--- BEGIN EXTRACTED ENTRIES ---

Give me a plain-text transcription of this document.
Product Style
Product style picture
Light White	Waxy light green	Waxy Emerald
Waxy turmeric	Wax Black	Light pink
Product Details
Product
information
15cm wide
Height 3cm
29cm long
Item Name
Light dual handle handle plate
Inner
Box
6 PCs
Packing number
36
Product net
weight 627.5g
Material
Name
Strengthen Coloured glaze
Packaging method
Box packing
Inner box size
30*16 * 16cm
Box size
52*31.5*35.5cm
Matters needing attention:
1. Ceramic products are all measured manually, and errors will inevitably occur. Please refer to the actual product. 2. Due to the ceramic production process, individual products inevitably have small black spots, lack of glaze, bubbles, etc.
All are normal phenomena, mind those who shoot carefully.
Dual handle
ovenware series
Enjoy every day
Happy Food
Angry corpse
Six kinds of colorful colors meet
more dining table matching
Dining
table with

--- END EXTRACTED ENTRIES ---

Within the records, how many lines include "Waxy"? The answer is the number and nothing else.

2